* _DOCUMENT EXTRACT_
▽

Limit looping iterations

Looping over a large array of data can use a large amount of memory. While a looping function is being evaluated, the results of each iteration are accumulated so they can be returned at the end of the function evaluation. Even if each iteration is only returning a very small value, the overall result can use a lot of memory if the number of iterations is very large.

This problem can be compounded if you have nested looping functions. Memory will be allocated for each looping function iteration across all nested loops and won't be reclaimed until the parent loop is completed.

To avoid memory issues with looping over too many items:

  • Check that you actually need to use a looping function. Some functions can also work on an array of data, such as text() or if(). If you can easily achieve the same behavior without using a looping function, you shouldn't use one.
  • Limit the number of items in your array by filtering or paging the data. In general, avoid looping over more than 500 items.
  • Don't use deeply nested looping functions. In general, avoid nesting beyond 2 levels.

Avoid large interfaces

In reality, the result of your expression is just a piece of data, and interfaces are no exception. Interfaces that contain a large number of components or components that contain a large amount of data can cause memory issues when being processed by the system. This is usually more of a problem when the interface contains a dynamic number of components based on a large data set, such as a grid with a dynamic number of rows.

To avoid memory issues with too many components on an interface:

  • Avoid dynamically generating components (including grid rows or chart series) based on an unbounded or large data set. Always limit the amount of data by paging or filtering before displaying on an interface.

△

* _DATA FOR ANALYSIS_
▽

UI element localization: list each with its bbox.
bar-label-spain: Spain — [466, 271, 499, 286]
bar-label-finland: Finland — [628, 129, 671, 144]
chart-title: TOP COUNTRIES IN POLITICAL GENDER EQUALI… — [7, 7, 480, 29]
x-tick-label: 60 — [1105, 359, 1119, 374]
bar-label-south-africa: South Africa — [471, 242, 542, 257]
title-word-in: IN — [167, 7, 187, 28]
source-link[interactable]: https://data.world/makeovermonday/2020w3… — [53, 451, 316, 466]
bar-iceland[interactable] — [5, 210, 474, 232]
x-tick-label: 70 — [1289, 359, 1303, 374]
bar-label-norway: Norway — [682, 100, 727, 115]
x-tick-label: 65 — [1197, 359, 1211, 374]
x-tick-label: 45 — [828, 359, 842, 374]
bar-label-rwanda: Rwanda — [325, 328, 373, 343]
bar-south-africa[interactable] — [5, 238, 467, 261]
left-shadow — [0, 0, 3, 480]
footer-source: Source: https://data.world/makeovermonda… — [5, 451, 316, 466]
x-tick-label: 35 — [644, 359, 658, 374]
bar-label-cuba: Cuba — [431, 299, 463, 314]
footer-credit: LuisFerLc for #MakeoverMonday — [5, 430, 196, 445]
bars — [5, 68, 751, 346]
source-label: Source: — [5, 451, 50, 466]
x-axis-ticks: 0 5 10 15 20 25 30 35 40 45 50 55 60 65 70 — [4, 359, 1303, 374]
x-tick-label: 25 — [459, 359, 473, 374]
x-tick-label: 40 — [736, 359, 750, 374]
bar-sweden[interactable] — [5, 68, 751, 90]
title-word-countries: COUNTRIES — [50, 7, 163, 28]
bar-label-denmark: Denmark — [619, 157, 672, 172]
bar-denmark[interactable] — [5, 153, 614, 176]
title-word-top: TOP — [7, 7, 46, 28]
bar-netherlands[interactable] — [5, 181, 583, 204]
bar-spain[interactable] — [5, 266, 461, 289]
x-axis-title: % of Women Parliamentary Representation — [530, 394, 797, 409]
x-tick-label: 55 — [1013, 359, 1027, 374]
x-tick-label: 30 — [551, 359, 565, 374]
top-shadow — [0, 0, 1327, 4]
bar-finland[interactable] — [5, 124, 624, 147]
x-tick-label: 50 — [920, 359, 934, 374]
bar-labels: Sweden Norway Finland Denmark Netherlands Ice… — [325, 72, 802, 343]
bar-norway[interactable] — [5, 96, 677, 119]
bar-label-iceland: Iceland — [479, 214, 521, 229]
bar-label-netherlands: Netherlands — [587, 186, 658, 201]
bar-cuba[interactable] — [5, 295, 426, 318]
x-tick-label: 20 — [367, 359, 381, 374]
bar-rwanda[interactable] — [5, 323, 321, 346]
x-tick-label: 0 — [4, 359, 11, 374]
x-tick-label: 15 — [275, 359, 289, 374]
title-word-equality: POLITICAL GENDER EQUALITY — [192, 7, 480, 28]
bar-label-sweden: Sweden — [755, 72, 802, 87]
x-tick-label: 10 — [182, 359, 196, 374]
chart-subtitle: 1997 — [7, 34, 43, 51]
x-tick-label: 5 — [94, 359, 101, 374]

△

* _PROBLEM SET_
A. In the text on memory use with looping functions and interfaces, beyond how many levels should looping functions generally not be nested?
B. Write a continuation of the text on memory use with looping functions and interfaces, starting after its final sentence.

* _NUMBERED RESPONSES_
A. Looping functions should generally not be nested beyond 2 levels.

B.
Diagnosing memory issues

When Appian aborts an expression that is using too much memory, the error message will typically include information about the last function that was evaluating when the error occurred and its line number. This gives you a good starting point for diagnosing the issue.

However, because memory is accumulated throughout the course of the evaluation, it's possible that the function mentioned was just the tipping point, not the actual root cause. Here are some tips for diagnosing the issue:

  1. When a user reports an error, use the evaluation ID in the error message to find the corresponding log entry in the Design Errors Log.
  2. Use the object information provided in the Design Errors log to find the object that encountered the error. Open that object in your development environment.
    • If runtime information (such as record-related information or process instance information) is also provided, use that to look up the current state of that object in the environment that encountered the error. The current state of the data may be useful in debugging the issue.
  3. If the error message contains references a particular function and line number:
    • Check the function that errored to see if it is using one of the problematic design patterns mentioned on this page (such as looping over too many items or storing too much data in a local variable)
    • If that function seems unlikely to have caused the issue on its own, check any local variables or looping functions that called the function that errored out. Because they're still evaluating, they're still accumulating memory.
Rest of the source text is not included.